[Some records]
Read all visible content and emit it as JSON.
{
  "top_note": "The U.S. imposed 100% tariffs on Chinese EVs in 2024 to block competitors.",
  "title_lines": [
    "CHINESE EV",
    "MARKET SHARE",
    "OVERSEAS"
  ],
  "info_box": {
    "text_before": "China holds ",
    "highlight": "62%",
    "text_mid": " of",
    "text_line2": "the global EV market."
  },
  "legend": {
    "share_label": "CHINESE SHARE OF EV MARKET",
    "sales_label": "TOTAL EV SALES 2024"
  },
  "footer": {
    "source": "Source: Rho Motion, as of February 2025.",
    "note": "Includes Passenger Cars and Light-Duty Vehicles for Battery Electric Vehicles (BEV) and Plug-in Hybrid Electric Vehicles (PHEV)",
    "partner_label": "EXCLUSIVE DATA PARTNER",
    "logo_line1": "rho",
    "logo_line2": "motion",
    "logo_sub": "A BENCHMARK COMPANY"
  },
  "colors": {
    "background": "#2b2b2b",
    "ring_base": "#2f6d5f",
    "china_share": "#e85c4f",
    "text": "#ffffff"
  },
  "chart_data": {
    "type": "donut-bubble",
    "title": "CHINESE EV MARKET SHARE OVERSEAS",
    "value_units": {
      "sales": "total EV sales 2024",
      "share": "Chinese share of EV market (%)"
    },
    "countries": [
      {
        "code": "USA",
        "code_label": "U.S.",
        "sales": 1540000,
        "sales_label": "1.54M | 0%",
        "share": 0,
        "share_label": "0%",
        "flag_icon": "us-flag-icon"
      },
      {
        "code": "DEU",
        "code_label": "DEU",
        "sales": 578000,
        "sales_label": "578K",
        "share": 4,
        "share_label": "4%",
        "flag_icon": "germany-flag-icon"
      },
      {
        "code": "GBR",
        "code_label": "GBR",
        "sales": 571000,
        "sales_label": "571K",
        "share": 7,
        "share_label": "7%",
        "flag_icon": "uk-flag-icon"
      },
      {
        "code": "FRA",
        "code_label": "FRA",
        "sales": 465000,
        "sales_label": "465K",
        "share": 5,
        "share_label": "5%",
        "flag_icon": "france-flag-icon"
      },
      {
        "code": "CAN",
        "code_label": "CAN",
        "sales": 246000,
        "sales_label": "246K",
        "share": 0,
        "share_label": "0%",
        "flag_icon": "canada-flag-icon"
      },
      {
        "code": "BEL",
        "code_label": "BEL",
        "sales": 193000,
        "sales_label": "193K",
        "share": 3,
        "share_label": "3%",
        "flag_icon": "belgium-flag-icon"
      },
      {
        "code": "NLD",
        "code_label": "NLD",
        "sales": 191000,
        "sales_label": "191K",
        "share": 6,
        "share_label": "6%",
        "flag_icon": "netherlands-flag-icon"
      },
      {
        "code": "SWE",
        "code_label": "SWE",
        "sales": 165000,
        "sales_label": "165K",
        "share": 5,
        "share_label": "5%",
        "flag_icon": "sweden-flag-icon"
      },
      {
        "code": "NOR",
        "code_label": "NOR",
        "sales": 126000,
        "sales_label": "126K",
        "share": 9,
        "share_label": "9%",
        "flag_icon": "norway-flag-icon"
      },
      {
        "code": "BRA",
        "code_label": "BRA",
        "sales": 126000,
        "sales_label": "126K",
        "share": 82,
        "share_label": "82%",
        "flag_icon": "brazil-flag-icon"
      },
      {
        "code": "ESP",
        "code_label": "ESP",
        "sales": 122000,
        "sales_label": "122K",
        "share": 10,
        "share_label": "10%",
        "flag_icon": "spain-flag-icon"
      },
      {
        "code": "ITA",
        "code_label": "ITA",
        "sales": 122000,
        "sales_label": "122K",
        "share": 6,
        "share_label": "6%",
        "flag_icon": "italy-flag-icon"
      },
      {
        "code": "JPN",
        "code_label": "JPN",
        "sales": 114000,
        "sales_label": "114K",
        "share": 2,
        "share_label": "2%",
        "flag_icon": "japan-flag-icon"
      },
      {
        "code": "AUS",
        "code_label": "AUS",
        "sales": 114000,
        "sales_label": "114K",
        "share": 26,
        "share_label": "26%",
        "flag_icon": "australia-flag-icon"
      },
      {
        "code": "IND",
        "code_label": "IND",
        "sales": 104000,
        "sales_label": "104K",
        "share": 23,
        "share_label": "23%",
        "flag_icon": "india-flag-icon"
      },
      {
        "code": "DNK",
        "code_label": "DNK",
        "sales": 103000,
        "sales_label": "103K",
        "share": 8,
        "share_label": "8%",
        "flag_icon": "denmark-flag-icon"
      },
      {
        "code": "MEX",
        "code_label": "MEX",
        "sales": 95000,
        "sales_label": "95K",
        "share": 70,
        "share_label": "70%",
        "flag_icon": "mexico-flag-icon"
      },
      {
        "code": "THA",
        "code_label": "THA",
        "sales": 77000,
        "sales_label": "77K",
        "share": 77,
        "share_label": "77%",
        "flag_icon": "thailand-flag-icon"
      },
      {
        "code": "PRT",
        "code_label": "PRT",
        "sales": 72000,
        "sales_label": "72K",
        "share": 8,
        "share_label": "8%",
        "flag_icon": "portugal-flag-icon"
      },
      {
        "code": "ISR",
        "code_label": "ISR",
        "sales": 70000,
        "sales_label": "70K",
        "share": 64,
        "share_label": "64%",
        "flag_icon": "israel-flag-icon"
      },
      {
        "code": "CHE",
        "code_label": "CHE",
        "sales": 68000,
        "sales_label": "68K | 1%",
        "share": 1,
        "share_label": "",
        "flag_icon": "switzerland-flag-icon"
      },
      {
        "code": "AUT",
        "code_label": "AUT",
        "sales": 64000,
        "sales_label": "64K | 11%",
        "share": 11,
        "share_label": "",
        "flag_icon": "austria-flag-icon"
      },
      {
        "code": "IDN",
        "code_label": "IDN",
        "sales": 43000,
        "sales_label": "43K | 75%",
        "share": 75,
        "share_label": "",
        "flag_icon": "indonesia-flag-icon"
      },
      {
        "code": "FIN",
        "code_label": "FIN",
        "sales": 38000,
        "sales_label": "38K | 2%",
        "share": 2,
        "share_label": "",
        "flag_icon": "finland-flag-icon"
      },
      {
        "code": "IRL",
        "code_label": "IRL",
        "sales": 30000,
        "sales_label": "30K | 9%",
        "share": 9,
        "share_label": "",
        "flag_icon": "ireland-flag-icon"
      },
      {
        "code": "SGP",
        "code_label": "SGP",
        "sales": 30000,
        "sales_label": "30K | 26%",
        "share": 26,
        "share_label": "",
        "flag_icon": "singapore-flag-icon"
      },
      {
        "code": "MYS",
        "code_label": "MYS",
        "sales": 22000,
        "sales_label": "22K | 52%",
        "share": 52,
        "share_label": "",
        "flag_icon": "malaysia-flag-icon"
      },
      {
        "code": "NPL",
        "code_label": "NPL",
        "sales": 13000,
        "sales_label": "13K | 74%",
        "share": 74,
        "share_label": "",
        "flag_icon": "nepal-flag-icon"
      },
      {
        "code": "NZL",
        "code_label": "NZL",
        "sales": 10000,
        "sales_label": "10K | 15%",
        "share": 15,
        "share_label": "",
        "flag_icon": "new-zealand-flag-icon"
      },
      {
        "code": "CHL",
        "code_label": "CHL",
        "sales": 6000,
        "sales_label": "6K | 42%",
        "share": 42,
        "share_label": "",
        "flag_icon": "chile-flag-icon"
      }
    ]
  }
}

[GIVEN PROBLEM] Scan the entries above for the word "OVERSEAS" and collect each line holding it.

[CORRECT OUTPUT]
    "OVERSEAS"
    "title": "CHINESE EV MARKET SHARE OVERSEAS",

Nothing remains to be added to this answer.